### WORK TO COMPLETE
Look through the listing below and give the number of lines that hold "Coronavirus". Say nothing more.

### DATA SUPPLIED
------------------------------------

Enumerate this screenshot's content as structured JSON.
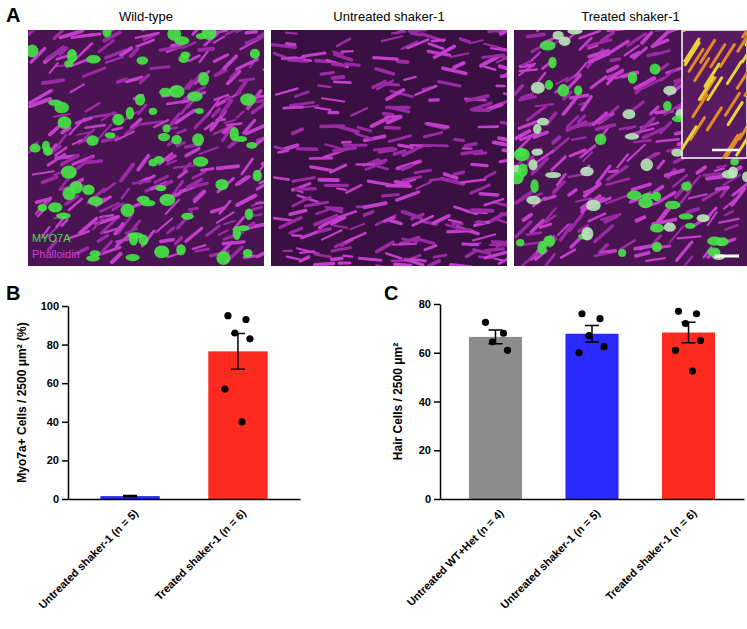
{
  "panel_a": {
    "label": "A",
    "titles": [
      "Wild-type",
      "Untreated shaker-1",
      "Treated shaker-1"
    ],
    "channels": [
      {
        "text": "MYO7A",
        "color": "#3fe03f"
      },
      {
        "text": "Phalloidin",
        "color": "#d13fd6"
      }
    ]
  },
  "chart_data": [
    {
      "type": "bar",
      "annotations": [
        "B"
      ],
      "categories": [
        "Untreated shaker-1 (n = 5)",
        "Treated shaker-1 (n = 6)"
      ],
      "values": [
        1.5,
        76.5
      ],
      "errors": [
        0.3,
        9.3
      ],
      "points": [
        [],
        [
          95,
          93,
          86,
          83,
          57,
          40
        ]
      ],
      "colors": [
        "#2a2aff",
        "#ff2a1f"
      ],
      "y_label": "Myo7a+ Cells / 2500 μm² (%)",
      "ylim": [
        0,
        100
      ],
      "yticks": [
        0,
        20,
        40,
        60,
        80,
        100
      ]
    },
    {
      "type": "bar",
      "annotations": [
        "C"
      ],
      "categories": [
        "Untreated WT+Het (n = 4)",
        "Untreated shaker-1 (n = 5)",
        "Treated shaker-1 (n = 6)"
      ],
      "values": [
        66.5,
        67.8,
        68.3
      ],
      "errors": [
        2.8,
        3.4,
        4.2
      ],
      "points": [
        [
          72.5,
          68,
          64.5,
          61
        ],
        [
          76,
          74,
          67,
          62.5,
          60
        ],
        [
          77,
          76,
          72,
          65,
          61,
          52.5
        ]
      ],
      "colors": [
        "#8c8c8c",
        "#2a2aff",
        "#ff2a1f"
      ],
      "y_label": "Hair Cells / 2500 μm²",
      "ylim": [
        0,
        80
      ],
      "yticks": [
        0,
        20,
        40,
        60,
        80
      ]
    }
  ]
}
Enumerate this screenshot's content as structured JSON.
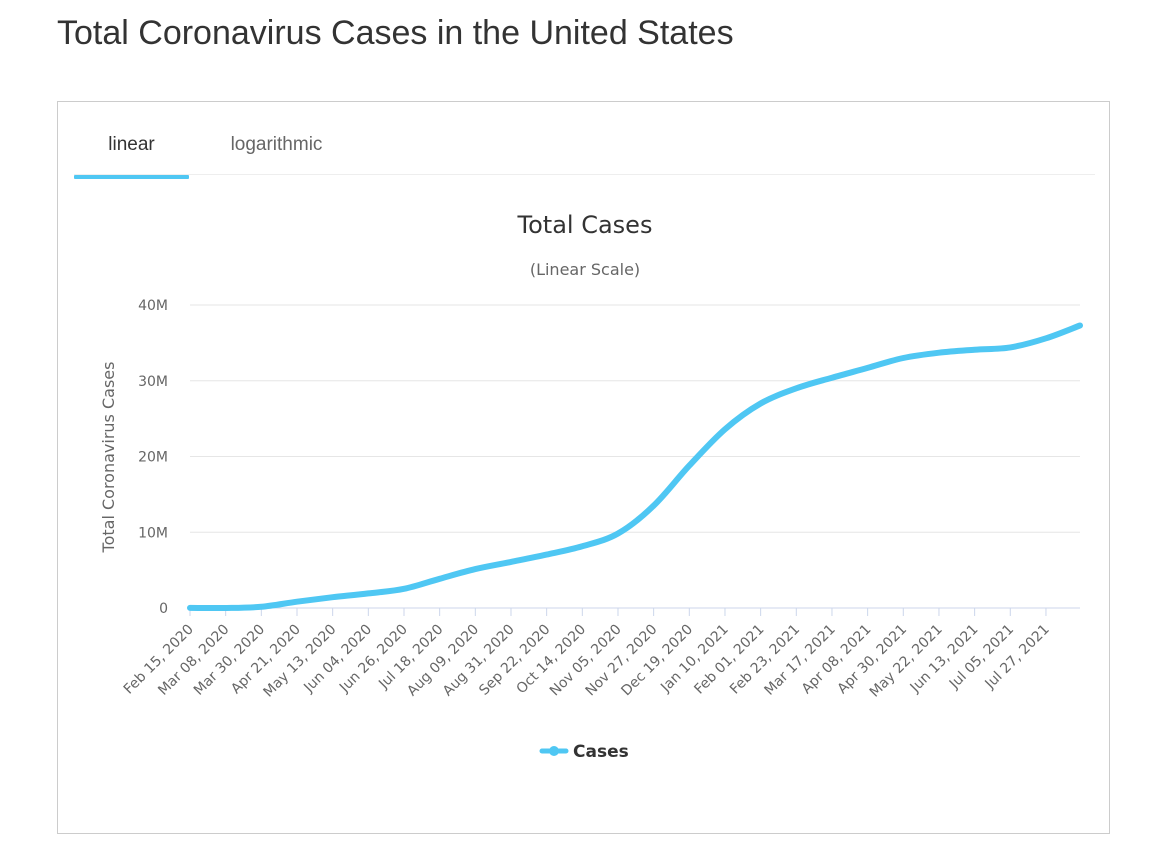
{
  "page": {
    "title": "Total Coronavirus Cases in the United States"
  },
  "tabs": [
    {
      "label": "linear",
      "active": true
    },
    {
      "label": "logarithmic",
      "active": false
    }
  ],
  "colors": {
    "series": "#4fc7f3",
    "grid": "#e6e6e6",
    "axis": "#ccd6eb",
    "text": "#333333",
    "muted": "#666666"
  },
  "chart_data": {
    "type": "line",
    "title": "Total Cases",
    "subtitle": "(Linear Scale)",
    "ylabel": "Total Coronavirus Cases",
    "xlabel": "",
    "ylim": [
      0,
      40000000
    ],
    "y_ticks": [
      {
        "value": 0,
        "label": "0"
      },
      {
        "value": 10000000,
        "label": "10M"
      },
      {
        "value": 20000000,
        "label": "20M"
      },
      {
        "value": 30000000,
        "label": "30M"
      },
      {
        "value": 40000000,
        "label": "40M"
      }
    ],
    "x_ticks": [
      "Feb 15, 2020",
      "Mar 08, 2020",
      "Mar 30, 2020",
      "Apr 21, 2020",
      "May 13, 2020",
      "Jun 04, 2020",
      "Jun 26, 2020",
      "Jul 18, 2020",
      "Aug 09, 2020",
      "Aug 31, 2020",
      "Sep 22, 2020",
      "Oct 14, 2020",
      "Nov 05, 2020",
      "Nov 27, 2020",
      "Dec 19, 2020",
      "Jan 10, 2021",
      "Feb 01, 2021",
      "Feb 23, 2021",
      "Mar 17, 2021",
      "Apr 08, 2021",
      "Apr 30, 2021",
      "May 22, 2021",
      "Jun 13, 2021",
      "Jul 05, 2021",
      "Jul 27, 2021"
    ],
    "x_range": [
      "Feb 15, 2020",
      "Aug 17, 2021"
    ],
    "grid": true,
    "legend": {
      "position": "bottom-center",
      "entries": [
        "Cases"
      ]
    },
    "series": [
      {
        "name": "Cases",
        "points": [
          [
            "Feb 15, 2020",
            15000
          ],
          [
            "Mar 08, 2020",
            500
          ],
          [
            "Mar 30, 2020",
            160000
          ],
          [
            "Apr 21, 2020",
            830000
          ],
          [
            "May 13, 2020",
            1420000
          ],
          [
            "Jun 04, 2020",
            1930000
          ],
          [
            "Jun 26, 2020",
            2530000
          ],
          [
            "Jul 18, 2020",
            3860000
          ],
          [
            "Aug 09, 2020",
            5130000
          ],
          [
            "Aug 31, 2020",
            6080000
          ],
          [
            "Sep 22, 2020",
            7050000
          ],
          [
            "Oct 14, 2020",
            8150000
          ],
          [
            "Nov 05, 2020",
            9830000
          ],
          [
            "Nov 27, 2020",
            13500000
          ],
          [
            "Dec 19, 2020",
            18800000
          ],
          [
            "Jan 10, 2021",
            23600000
          ],
          [
            "Feb 01, 2021",
            27000000
          ],
          [
            "Feb 23, 2021",
            29000000
          ],
          [
            "Mar 17, 2021",
            30400000
          ],
          [
            "Apr 08, 2021",
            31700000
          ],
          [
            "Apr 30, 2021",
            33000000
          ],
          [
            "May 22, 2021",
            33700000
          ],
          [
            "Jun 13, 2021",
            34100000
          ],
          [
            "Jul 05, 2021",
            34400000
          ],
          [
            "Jul 27, 2021",
            35600000
          ],
          [
            "Aug 17, 2021",
            37300000
          ]
        ]
      }
    ]
  }
}
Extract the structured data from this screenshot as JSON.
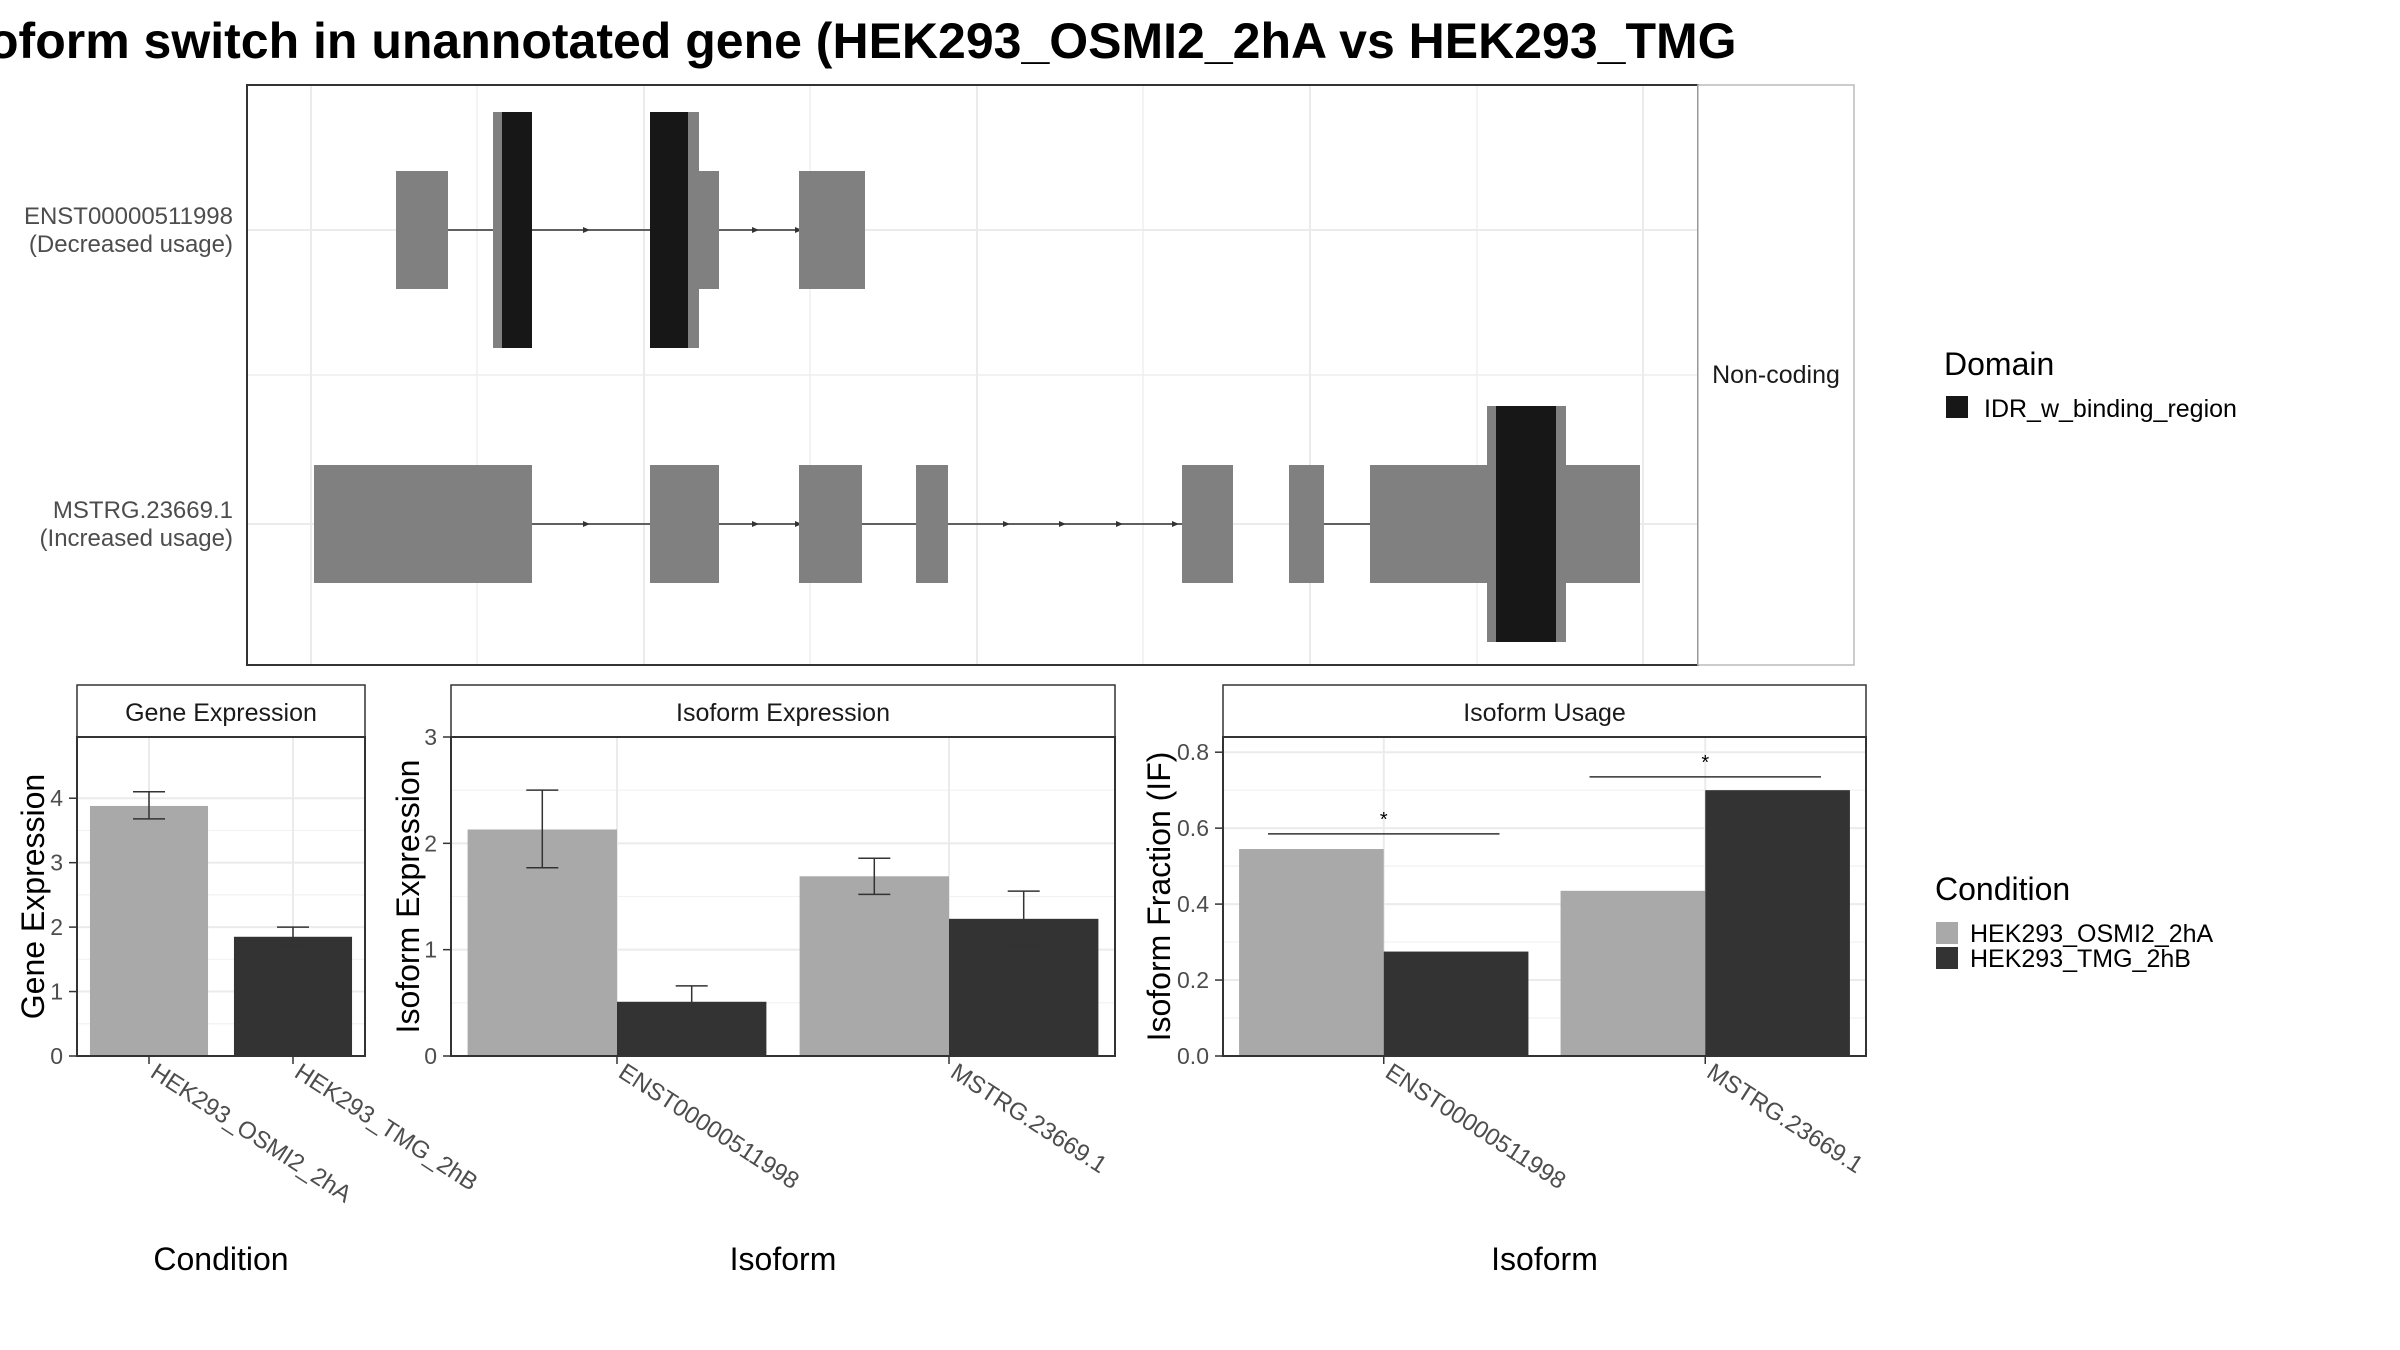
{
  "title": "oform switch in unannotated gene (HEK293_OSMI2_2hA vs HEK293_TMG",
  "structure": {
    "facet_label": "Non-coding",
    "transcripts": [
      {
        "label1": "ENST00000511998",
        "label2": "(Decreased usage)"
      },
      {
        "label1": "MSTRG.23669.1",
        "label2": "(Increased usage)"
      }
    ]
  },
  "domain_legend": {
    "title": "Domain",
    "items": [
      "IDR_w_binding_region"
    ]
  },
  "condition_legend": {
    "title": "Condition",
    "items": [
      {
        "label": "HEK293_OSMI2_2hA",
        "color": "#a9a9a9"
      },
      {
        "label": "HEK293_TMG_2hB",
        "color": "#333333"
      }
    ]
  },
  "colors": {
    "exon": "#808080",
    "domain": "#171717",
    "cond_a": "#a9a9a9",
    "cond_b": "#333333"
  },
  "chart_data": [
    {
      "type": "bar",
      "title": "Gene Expression",
      "xlabel": "Condition",
      "ylabel": "Gene Expression",
      "categories": [
        "HEK293_OSMI2_2hA",
        "HEK293_TMG_2hB"
      ],
      "values": [
        3.88,
        1.85
      ],
      "errors": [
        [
          3.68,
          4.1
        ],
        [
          1.72,
          2.0
        ]
      ],
      "ylim": [
        0,
        4.95
      ],
      "yticks": [
        0,
        1,
        2,
        3,
        4
      ]
    },
    {
      "type": "bar",
      "title": "Isoform Expression",
      "xlabel": "Isoform",
      "ylabel": "Isoform Expression",
      "categories": [
        "ENST00000511998",
        "MSTRG.23669.1"
      ],
      "series": [
        {
          "name": "HEK293_OSMI2_2hA",
          "values": [
            2.13,
            1.69
          ],
          "errors": [
            [
              1.77,
              2.5
            ],
            [
              1.52,
              1.86
            ]
          ]
        },
        {
          "name": "HEK293_TMG_2hB",
          "values": [
            0.51,
            1.29
          ],
          "errors": [
            [
              0.36,
              0.66
            ],
            [
              1.04,
              1.55
            ]
          ]
        }
      ],
      "ylim": [
        0,
        3.0
      ],
      "yticks": [
        0,
        1,
        2,
        3
      ]
    },
    {
      "type": "bar",
      "title": "Isoform Usage",
      "xlabel": "Isoform",
      "ylabel": "Isoform Fraction (IF)",
      "categories": [
        "ENST00000511998",
        "MSTRG.23669.1"
      ],
      "series": [
        {
          "name": "HEK293_OSMI2_2hA",
          "values": [
            0.545,
            0.435
          ]
        },
        {
          "name": "HEK293_TMG_2hB",
          "values": [
            0.275,
            0.7
          ]
        }
      ],
      "significance": [
        {
          "category": "ENST00000511998",
          "label": "*",
          "y": 0.585
        },
        {
          "category": "MSTRG.23669.1",
          "label": "*",
          "y": 0.735
        }
      ],
      "ylim": [
        0,
        0.84
      ],
      "yticks": [
        0.0,
        0.2,
        0.4,
        0.6,
        0.8
      ]
    }
  ]
}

------------------------------------

### EXPECTED ANSWER
2